(Data items)
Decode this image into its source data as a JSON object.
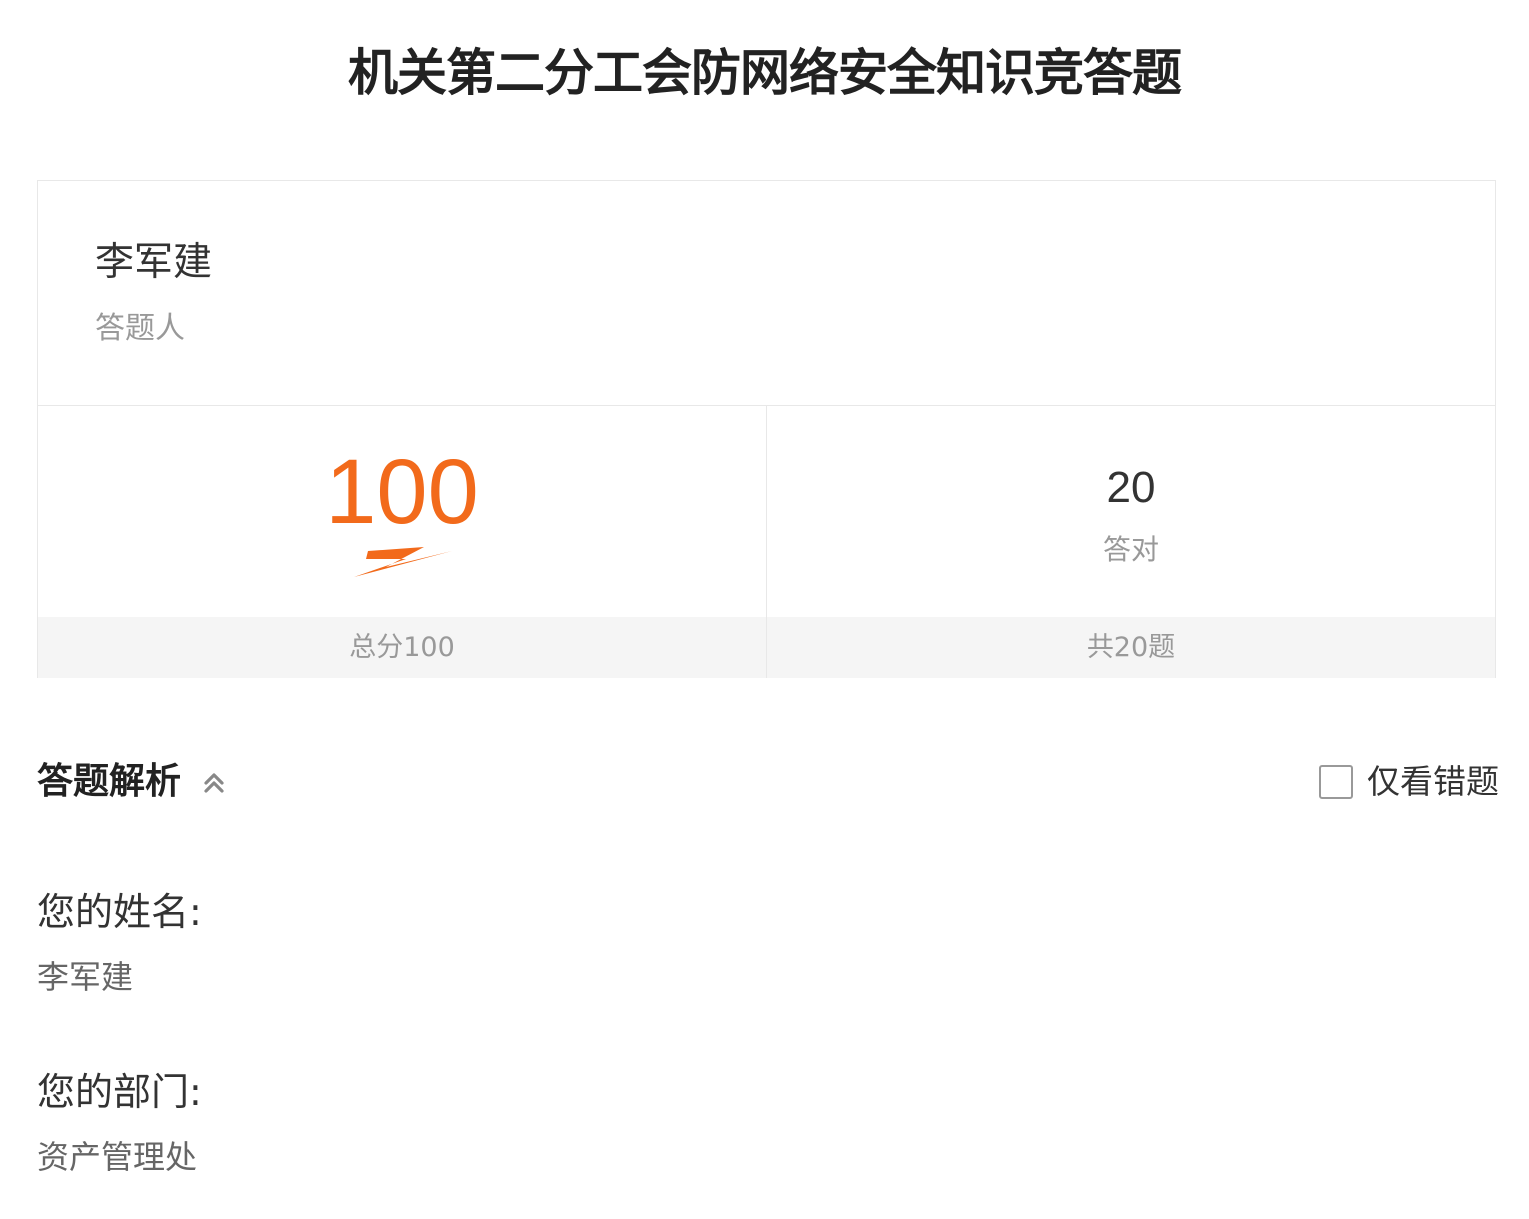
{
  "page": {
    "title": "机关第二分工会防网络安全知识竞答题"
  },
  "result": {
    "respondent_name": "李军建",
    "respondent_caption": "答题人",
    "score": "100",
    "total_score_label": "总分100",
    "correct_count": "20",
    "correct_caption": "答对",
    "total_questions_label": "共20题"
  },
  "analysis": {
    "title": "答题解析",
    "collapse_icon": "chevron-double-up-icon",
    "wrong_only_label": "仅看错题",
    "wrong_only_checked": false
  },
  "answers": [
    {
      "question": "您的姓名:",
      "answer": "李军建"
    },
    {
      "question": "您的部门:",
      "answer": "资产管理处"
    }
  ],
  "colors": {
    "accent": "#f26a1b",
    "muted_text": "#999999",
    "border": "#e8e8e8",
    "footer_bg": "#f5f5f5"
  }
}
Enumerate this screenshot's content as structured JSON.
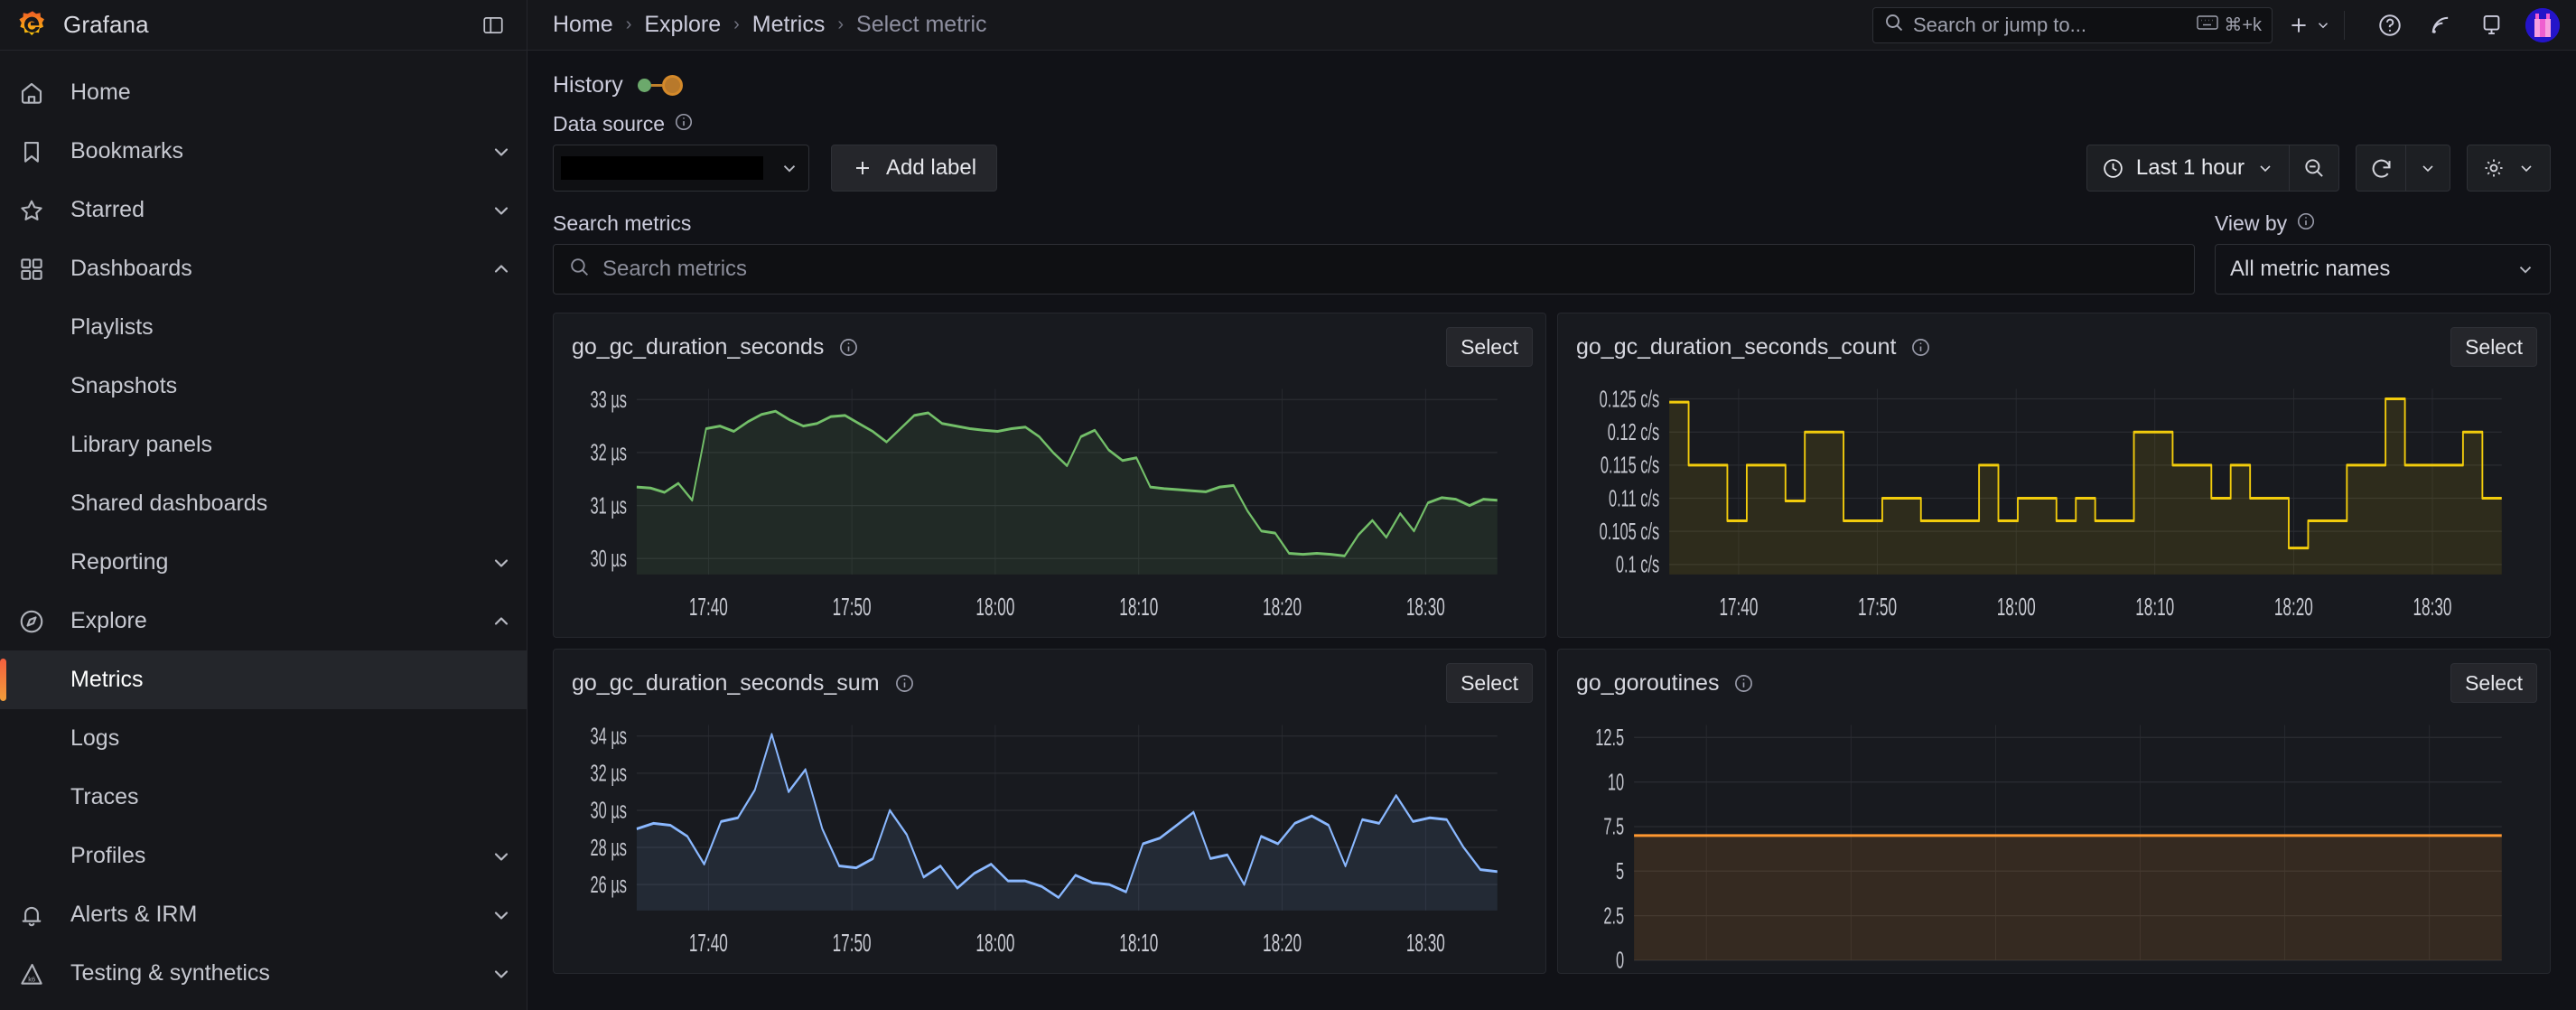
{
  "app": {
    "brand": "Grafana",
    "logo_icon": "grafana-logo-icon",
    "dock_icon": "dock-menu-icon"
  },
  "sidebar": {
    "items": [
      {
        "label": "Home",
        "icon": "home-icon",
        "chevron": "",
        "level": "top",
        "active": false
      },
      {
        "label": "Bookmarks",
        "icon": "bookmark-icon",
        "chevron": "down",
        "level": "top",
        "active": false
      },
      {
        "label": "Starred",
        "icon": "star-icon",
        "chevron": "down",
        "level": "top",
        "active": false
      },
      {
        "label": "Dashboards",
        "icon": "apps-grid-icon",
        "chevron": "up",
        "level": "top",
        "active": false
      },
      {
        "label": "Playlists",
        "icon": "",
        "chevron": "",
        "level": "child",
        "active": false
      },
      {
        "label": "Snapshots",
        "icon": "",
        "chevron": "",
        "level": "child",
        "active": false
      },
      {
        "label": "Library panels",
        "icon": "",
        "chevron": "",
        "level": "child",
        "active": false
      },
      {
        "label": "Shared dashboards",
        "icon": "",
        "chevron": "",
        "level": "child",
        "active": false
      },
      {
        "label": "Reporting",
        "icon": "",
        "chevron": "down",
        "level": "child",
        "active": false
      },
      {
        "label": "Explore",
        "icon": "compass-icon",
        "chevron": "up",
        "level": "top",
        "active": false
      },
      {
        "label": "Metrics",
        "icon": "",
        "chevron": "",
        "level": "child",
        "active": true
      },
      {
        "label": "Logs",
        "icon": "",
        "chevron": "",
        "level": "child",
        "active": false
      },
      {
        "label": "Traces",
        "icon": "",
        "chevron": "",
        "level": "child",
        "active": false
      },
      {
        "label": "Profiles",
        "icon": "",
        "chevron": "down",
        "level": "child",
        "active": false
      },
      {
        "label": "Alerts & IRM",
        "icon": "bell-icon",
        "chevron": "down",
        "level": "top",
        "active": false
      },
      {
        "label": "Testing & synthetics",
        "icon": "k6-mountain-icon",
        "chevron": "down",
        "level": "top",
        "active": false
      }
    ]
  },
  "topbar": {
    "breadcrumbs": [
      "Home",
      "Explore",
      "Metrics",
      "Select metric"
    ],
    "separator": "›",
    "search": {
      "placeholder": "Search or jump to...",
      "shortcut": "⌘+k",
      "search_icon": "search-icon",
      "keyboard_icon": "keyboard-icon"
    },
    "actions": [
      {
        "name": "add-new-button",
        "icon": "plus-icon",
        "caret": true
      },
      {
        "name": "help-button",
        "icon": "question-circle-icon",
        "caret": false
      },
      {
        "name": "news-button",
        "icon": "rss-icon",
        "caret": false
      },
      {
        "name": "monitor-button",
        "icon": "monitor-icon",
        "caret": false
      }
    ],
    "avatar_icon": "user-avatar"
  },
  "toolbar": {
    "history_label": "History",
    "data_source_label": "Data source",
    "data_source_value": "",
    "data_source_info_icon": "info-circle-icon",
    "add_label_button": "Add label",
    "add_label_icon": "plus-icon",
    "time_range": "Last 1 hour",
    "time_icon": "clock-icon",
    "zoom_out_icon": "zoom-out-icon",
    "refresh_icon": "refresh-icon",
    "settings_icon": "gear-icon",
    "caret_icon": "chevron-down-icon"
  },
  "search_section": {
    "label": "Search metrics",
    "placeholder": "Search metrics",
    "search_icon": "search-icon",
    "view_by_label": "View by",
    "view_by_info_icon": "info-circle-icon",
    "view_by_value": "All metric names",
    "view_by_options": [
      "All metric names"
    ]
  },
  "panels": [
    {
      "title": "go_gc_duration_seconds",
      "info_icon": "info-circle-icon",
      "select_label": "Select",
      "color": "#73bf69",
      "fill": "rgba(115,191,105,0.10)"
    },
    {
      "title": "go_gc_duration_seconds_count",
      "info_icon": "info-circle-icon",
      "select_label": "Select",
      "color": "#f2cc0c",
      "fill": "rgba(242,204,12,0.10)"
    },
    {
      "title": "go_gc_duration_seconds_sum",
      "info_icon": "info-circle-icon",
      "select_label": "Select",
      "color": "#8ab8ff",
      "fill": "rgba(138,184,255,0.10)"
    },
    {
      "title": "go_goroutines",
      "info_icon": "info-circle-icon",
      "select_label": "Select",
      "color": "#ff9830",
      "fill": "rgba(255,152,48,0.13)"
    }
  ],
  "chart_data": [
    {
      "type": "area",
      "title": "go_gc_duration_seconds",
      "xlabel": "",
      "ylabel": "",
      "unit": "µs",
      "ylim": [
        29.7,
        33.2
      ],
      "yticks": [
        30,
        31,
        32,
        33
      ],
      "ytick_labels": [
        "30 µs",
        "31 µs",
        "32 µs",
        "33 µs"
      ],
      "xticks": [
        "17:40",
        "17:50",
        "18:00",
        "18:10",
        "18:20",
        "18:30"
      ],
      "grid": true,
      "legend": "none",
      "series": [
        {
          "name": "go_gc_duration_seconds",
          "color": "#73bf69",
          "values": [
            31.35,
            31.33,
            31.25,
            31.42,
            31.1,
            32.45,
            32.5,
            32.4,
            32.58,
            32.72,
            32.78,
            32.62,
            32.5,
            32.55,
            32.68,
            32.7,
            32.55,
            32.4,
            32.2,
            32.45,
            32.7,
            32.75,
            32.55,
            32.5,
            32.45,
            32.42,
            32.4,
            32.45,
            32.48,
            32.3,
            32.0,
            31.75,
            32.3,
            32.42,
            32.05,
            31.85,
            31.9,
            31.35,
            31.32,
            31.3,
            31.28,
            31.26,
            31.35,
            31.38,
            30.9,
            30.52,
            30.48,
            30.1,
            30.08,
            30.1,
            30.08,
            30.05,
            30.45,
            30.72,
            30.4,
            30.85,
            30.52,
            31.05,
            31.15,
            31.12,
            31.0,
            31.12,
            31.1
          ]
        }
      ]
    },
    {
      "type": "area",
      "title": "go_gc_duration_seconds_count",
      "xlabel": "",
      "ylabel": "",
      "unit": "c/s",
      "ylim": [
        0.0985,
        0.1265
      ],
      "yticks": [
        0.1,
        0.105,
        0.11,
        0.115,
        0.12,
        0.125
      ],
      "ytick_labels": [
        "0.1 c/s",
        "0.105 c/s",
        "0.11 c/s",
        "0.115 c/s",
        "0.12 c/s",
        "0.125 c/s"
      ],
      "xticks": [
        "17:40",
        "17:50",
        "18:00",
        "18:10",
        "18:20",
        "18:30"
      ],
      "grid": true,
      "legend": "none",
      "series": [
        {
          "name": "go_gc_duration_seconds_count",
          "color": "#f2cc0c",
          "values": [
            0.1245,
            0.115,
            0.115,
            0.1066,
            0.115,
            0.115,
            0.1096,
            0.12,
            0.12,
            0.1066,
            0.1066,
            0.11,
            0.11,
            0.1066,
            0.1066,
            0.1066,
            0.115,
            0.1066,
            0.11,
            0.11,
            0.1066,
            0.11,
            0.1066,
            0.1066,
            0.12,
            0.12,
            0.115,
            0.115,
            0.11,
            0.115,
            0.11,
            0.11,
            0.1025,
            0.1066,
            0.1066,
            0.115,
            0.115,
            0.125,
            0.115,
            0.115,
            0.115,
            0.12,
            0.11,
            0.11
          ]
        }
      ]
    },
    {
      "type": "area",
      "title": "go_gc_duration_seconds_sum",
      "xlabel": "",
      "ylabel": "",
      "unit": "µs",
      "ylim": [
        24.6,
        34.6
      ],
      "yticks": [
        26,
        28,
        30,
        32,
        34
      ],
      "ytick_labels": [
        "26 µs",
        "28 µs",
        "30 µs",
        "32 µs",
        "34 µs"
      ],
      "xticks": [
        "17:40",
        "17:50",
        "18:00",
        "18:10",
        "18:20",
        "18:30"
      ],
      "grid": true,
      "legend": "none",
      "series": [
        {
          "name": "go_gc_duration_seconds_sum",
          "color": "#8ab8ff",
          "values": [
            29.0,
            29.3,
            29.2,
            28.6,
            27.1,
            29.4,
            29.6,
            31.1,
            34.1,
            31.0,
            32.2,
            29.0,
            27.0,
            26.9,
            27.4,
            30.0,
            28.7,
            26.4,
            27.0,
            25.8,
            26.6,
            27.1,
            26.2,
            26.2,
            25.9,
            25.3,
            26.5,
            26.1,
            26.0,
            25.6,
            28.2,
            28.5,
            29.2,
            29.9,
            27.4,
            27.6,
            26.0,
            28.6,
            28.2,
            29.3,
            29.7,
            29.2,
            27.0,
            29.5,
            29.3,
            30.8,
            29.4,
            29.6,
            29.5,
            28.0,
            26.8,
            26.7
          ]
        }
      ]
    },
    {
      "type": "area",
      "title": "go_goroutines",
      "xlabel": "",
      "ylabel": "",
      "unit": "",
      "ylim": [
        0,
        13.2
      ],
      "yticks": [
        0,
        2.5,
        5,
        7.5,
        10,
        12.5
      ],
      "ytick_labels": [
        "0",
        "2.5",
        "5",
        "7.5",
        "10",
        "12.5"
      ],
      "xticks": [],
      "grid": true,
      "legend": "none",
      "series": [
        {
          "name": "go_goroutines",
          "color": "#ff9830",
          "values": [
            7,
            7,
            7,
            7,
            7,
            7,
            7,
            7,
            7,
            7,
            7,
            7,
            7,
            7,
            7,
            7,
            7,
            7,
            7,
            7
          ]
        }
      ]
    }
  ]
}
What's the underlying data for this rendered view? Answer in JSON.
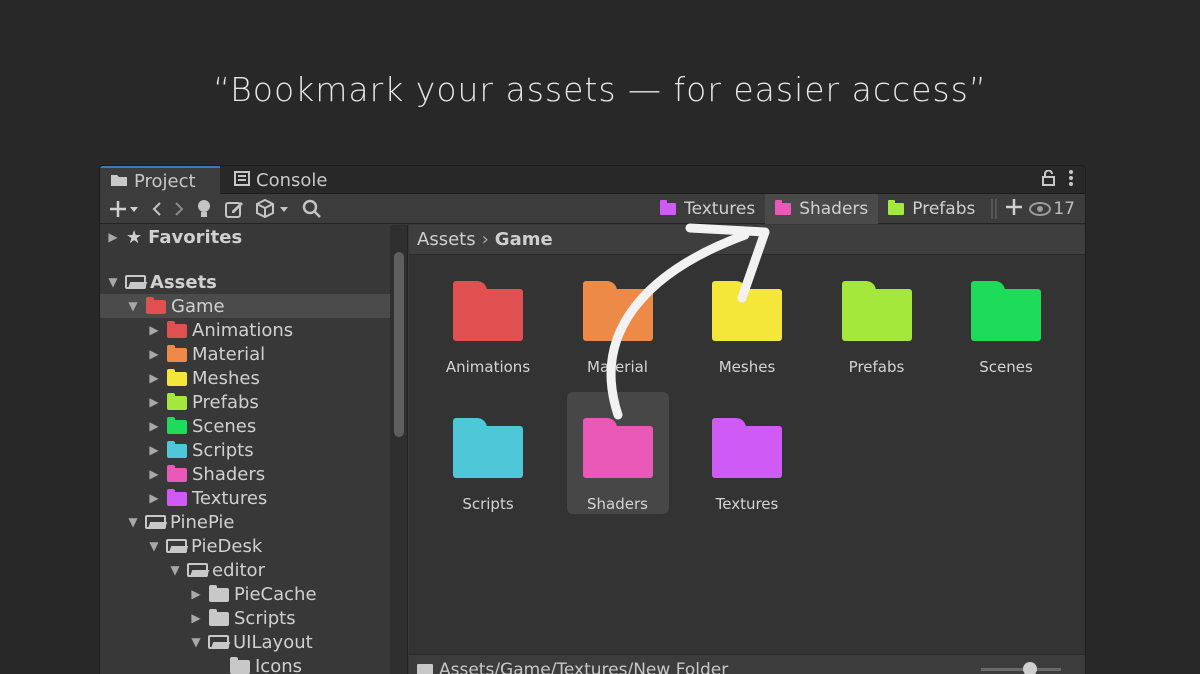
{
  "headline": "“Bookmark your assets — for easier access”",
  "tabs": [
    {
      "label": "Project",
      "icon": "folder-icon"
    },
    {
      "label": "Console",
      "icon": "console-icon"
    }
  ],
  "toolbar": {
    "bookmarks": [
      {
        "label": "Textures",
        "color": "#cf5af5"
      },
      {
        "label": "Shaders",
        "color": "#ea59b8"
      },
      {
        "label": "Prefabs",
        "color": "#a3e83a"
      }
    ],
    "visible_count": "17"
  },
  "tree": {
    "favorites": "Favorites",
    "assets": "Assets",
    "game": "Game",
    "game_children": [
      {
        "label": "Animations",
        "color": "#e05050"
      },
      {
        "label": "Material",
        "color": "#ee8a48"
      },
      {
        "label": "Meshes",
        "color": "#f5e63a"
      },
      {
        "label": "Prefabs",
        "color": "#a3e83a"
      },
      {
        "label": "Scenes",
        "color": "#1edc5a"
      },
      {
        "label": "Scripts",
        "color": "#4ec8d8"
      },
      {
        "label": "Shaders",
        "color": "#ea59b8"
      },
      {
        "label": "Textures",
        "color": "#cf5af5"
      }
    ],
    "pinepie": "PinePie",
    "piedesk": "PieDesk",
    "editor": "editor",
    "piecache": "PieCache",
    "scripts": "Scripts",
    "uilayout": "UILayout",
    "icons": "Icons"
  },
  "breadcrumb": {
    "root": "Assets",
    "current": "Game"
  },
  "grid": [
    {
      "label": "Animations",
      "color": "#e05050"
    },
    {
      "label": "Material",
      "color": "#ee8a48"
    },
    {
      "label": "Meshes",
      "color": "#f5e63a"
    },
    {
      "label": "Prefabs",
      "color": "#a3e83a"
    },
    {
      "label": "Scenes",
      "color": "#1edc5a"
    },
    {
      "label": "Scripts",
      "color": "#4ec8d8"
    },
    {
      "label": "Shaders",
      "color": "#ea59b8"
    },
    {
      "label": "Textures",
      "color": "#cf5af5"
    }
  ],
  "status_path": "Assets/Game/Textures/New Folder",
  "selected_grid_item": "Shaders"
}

◆ Given instruction
Show every line in the entries where the string "plus" occurs.

◆ Finished task
        "icon": "plus-icon",
    "add_label_icon": "plus-icon",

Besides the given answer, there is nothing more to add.